#### Given data:
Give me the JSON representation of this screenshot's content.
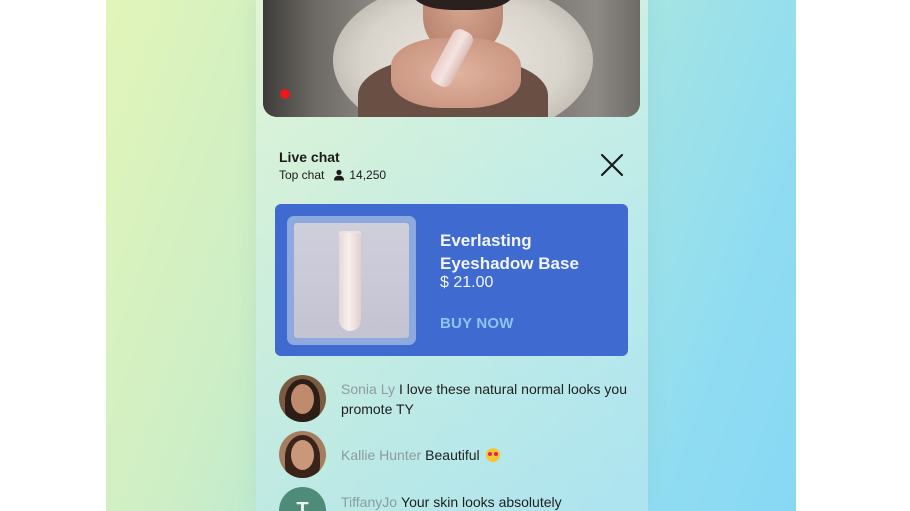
{
  "chat": {
    "title": "Live chat",
    "filter_label": "Top chat",
    "viewer_count": "14,250",
    "viewer_icon": "person-icon",
    "close_icon": "close-icon"
  },
  "product": {
    "name": "Everlasting Eyeshadow Base",
    "price": "$ 21.00",
    "cta": "BUY NOW"
  },
  "messages": [
    {
      "user": "Sonia Ly",
      "text": "I love these natural normal looks you promote TY",
      "emoji": ""
    },
    {
      "user": "Kallie Hunter",
      "text": "Beautiful",
      "emoji": "heart-eyes-emoji"
    },
    {
      "user": "TiffanyJo",
      "text": "Your skin looks absolutely",
      "emoji": "",
      "avatar_initial": "T"
    }
  ],
  "colors": {
    "card_blue": "#3f6ad0",
    "cta_light_blue": "#8fc4f6",
    "recording_red": "#e81a1a",
    "username_gray": "#8d9c9c",
    "avatar_teal": "#4e8c79"
  }
}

#### Problem statement:
Leave out the pictures and output the rest of the material exactly as written.

#### Final answer:
Give me the JSON representation of this screenshot's content.
{
  "chat": {
    "title": "Live chat",
    "filter_label": "Top chat",
    "viewer_count": "14,250",
    "viewer_icon": "person-icon",
    "close_icon": "close-icon"
  },
  "product": {
    "name": "Everlasting Eyeshadow Base",
    "price": "$ 21.00",
    "cta": "BUY NOW"
  },
  "messages": [
    {
      "user": "Sonia Ly",
      "text": "I love these natural normal looks you promote TY",
      "emoji": ""
    },
    {
      "user": "Kallie Hunter",
      "text": "Beautiful",
      "emoji": "heart-eyes-emoji"
    },
    {
      "user": "TiffanyJo",
      "text": "Your skin looks absolutely",
      "emoji": "",
      "avatar_initial": "T"
    }
  ],
  "colors": {
    "card_blue": "#3f6ad0",
    "cta_light_blue": "#8fc4f6",
    "recording_red": "#e81a1a",
    "username_gray": "#8d9c9c",
    "avatar_teal": "#4e8c79"
  }
}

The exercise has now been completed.